>> start
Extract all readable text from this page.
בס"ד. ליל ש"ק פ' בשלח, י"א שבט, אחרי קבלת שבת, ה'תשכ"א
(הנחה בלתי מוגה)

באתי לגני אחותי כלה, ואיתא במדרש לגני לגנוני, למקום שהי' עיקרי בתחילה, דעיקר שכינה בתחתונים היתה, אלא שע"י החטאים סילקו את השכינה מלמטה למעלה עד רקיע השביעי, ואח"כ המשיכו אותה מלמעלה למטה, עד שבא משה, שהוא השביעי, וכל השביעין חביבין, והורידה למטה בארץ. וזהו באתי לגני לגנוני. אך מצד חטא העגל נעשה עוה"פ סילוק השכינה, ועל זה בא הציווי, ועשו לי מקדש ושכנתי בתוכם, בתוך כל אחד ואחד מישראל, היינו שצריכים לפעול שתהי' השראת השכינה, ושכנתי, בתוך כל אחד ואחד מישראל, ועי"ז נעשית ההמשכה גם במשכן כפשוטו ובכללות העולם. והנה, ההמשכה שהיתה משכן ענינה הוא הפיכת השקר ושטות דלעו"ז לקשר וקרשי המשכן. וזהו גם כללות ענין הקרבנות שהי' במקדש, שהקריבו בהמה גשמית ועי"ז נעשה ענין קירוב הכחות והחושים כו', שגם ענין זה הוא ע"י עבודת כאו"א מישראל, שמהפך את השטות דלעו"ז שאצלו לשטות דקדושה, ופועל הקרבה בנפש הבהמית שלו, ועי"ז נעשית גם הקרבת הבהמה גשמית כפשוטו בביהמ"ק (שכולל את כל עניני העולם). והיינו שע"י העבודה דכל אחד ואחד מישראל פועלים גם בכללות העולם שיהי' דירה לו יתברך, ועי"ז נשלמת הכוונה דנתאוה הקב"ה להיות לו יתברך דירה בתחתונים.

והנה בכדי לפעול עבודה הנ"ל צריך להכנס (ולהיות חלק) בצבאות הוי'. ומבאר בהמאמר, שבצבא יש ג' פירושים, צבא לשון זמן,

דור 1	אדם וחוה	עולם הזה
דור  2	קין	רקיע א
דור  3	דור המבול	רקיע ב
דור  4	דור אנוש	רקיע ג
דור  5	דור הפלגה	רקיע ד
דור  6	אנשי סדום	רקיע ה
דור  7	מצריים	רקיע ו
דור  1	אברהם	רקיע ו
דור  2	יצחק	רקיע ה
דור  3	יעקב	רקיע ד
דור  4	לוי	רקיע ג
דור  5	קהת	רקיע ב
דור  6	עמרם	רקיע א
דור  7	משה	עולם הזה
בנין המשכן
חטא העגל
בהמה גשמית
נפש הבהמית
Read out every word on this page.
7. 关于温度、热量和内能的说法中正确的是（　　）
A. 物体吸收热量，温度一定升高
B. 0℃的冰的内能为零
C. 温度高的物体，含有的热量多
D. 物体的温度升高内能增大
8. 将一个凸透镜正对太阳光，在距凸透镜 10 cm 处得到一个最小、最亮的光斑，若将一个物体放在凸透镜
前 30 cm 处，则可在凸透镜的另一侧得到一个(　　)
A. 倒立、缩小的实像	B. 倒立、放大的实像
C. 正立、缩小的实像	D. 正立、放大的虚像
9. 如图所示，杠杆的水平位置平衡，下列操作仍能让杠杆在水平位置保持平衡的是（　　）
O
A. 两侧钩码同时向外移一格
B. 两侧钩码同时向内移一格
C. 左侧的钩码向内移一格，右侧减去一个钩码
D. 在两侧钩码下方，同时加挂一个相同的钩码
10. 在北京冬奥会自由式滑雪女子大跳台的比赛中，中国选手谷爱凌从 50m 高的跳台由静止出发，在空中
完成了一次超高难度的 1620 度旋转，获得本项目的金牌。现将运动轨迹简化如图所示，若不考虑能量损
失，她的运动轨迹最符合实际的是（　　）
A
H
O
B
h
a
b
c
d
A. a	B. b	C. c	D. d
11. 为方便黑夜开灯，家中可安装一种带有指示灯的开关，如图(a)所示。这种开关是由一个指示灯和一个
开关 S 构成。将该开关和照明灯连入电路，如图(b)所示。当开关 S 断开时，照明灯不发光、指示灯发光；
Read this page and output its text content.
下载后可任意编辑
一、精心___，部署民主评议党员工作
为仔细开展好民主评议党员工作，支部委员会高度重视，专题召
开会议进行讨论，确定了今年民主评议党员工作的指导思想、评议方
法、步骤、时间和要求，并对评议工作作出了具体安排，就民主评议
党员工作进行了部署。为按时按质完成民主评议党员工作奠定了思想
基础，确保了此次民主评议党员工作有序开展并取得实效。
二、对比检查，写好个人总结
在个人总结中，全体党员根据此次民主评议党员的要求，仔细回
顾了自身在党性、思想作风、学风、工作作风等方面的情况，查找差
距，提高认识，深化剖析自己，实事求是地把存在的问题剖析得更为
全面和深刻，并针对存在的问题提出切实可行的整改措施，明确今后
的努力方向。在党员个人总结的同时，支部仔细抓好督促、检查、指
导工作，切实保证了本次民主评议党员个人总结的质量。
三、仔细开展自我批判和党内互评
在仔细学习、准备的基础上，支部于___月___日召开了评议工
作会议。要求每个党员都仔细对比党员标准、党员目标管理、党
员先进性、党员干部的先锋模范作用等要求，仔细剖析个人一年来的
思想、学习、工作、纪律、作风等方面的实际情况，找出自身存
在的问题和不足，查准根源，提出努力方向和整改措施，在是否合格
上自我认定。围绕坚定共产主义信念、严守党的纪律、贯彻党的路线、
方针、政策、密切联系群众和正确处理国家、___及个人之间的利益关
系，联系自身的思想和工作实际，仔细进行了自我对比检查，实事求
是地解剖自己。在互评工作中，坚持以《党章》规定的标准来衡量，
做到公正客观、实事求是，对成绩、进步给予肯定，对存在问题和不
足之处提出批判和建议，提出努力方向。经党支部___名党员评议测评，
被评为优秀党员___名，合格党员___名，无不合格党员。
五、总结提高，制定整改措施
>> end
**SET PROBLEM:** Please repeat the listing above in full and exactly.

**SOLUTION:**
Extract all readable text from this page.
בס"ד. ליל ש"ק פ' בשלח, י"א שבט, אחרי קבלת שבת, ה'תשכ"א
(הנחה בלתי מוגה)

באתי לגני אחותי כלה, ואיתא במדרש לגני לגנוני, למקום שהי' עיקרי בתחילה, דעיקר שכינה בתחתונים היתה, אלא שע"י החטאים סילקו את השכינה מלמטה למעלה עד רקיע השביעי, ואח"כ המשיכו אותה מלמעלה למטה, עד שבא משה, שהוא השביעי, וכל השביעין חביבין, והורידה למטה בארץ. וזהו באתי לגני לגנוני. אך מצד חטא העגל נעשה עוה"פ סילוק השכינה, ועל זה בא הציווי, ועשו לי מקדש ושכנתי בתוכם, בתוך כל אחד ואחד מישראל, היינו שצריכים לפעול שתהי' השראת השכינה, ושכנתי, בתוך כל אחד ואחד מישראל, ועי"ז נעשית ההמשכה גם במשכן כפשוטו ובכללות העולם. והנה, ההמשכה שהיתה משכן ענינה הוא הפיכת השקר ושטות דלעו"ז לקשר וקרשי המשכן. וזהו גם כללות ענין הקרבנות שהי' במקדש, שהקריבו בהמה גשמית ועי"ז נעשה ענין קירוב הכחות והחושים כו', שגם ענין זה הוא ע"י עבודת כאו"א מישראל, שמהפך את השטות דלעו"ז שאצלו לשטות דקדושה, ופועל הקרבה בנפש הבהמית שלו, ועי"ז נעשית גם הקרבת הבהמה גשמית כפשוטו בביהמ"ק (שכולל את כל עניני העולם). והיינו שע"י העבודה דכל אחד ואחד מישראל פועלים גם בכללות העולם שיהי' דירה לו יתברך, ועי"ז נשלמת הכוונה דנתאוה הקב"ה להיות לו יתברך דירה בתחתונים.

והנה בכדי לפעול עבודה הנ"ל צריך להכנס (ולהיות חלק) בצבאות הוי'. ומבאר בהמאמר, שבצבא יש ג' פירושים, צבא לשון זמן,

דור 1	אדם וחוה	עולם הזה
דור  2	קין	רקיע א
דור  3	דור המבול	רקיע ב
דור  4	דור אנוש	רקיע ג
דור  5	דור הפלגה	רקיע ד
דור  6	אנשי סדום	רקיע ה
דור  7	מצריים	רקיע ו
דור  1	אברהם	רקיע ו
דור  2	יצחק	רקיע ה
דור  3	יעקב	רקיע ד
דור  4	לוי	רקיע ג
דור  5	קהת	רקיע ב
דור  6	עמרם	רקיע א
דור  7	משה	עולם הזה
בנין המשכן
חטא העגל
בהמה גשמית
נפש הבהמית
Read out every word on this page.
7. 关于温度、热量和内能的说法中正确的是（　　）
A. 物体吸收热量，温度一定升高
B. 0℃的冰的内能为零
C. 温度高的物体，含有的热量多
D. 物体的温度升高内能增大
8. 将一个凸透镜正对太阳光，在距凸透镜 10 cm 处得到一个最小、最亮的光斑，若将一个物体放在凸透镜
前 30 cm 处，则可在凸透镜的另一侧得到一个(　　)
A. 倒立、缩小的实像	B. 倒立、放大的实像
C. 正立、缩小的实像	D. 正立、放大的虚像
9. 如图所示，杠杆的水平位置平衡，下列操作仍能让杠杆在水平位置保持平衡的是（　　）
O
A. 两侧钩码同时向外移一格
B. 两侧钩码同时向内移一格
C. 左侧的钩码向内移一格，右侧减去一个钩码
D. 在两侧钩码下方，同时加挂一个相同的钩码
10. 在北京冬奥会自由式滑雪女子大跳台的比赛中，中国选手谷爱凌从 50m 高的跳台由静止出发，在空中
完成了一次超高难度的 1620 度旋转，获得本项目的金牌。现将运动轨迹简化如图所示，若不考虑能量损
失，她的运动轨迹最符合实际的是（　　）
A
H
O
B
h
a
b
c
d
A. a	B. b	C. c	D. d
11. 为方便黑夜开灯，家中可安装一种带有指示灯的开关，如图(a)所示。这种开关是由一个指示灯和一个
开关 S 构成。将该开关和照明灯连入电路，如图(b)所示。当开关 S 断开时，照明灯不发光、指示灯发光；
Read this page and output its text content.
下载后可任意编辑
一、精心___，部署民主评议党员工作
为仔细开展好民主评议党员工作，支部委员会高度重视，专题召
开会议进行讨论，确定了今年民主评议党员工作的指导思想、评议方
法、步骤、时间和要求，并对评议工作作出了具体安排，就民主评议
党员工作进行了部署。为按时按质完成民主评议党员工作奠定了思想
基础，确保了此次民主评议党员工作有序开展并取得实效。
二、对比检查，写好个人总结
在个人总结中，全体党员根据此次民主评议党员的要求，仔细回
顾了自身在党性、思想作风、学风、工作作风等方面的情况，查找差
距，提高认识，深化剖析自己，实事求是地把存在的问题剖析得更为
全面和深刻，并针对存在的问题提出切实可行的整改措施，明确今后
的努力方向。在党员个人总结的同时，支部仔细抓好督促、检查、指
导工作，切实保证了本次民主评议党员个人总结的质量。
三、仔细开展自我批判和党内互评
在仔细学习、准备的基础上，支部于___月___日召开了评议工
作会议。要求每个党员都仔细对比党员标准、党员目标管理、党
员先进性、党员干部的先锋模范作用等要求，仔细剖析个人一年来的
思想、学习、工作、纪律、作风等方面的实际情况，找出自身存
在的问题和不足，查准根源，提出努力方向和整改措施，在是否合格
上自我认定。围绕坚定共产主义信念、严守党的纪律、贯彻党的路线、
方针、政策、密切联系群众和正确处理国家、___及个人之间的利益关
系，联系自身的思想和工作实际，仔细进行了自我对比检查，实事求
是地解剖自己。在互评工作中，坚持以《党章》规定的标准来衡量，
做到公正客观、实事求是，对成绩、进步给予肯定，对存在问题和不
足之处提出批判和建议，提出努力方向。经党支部___名党员评议测评，
被评为优秀党员___名，合格党员___名，无不合格党员。
五、总结提高，制定整改措施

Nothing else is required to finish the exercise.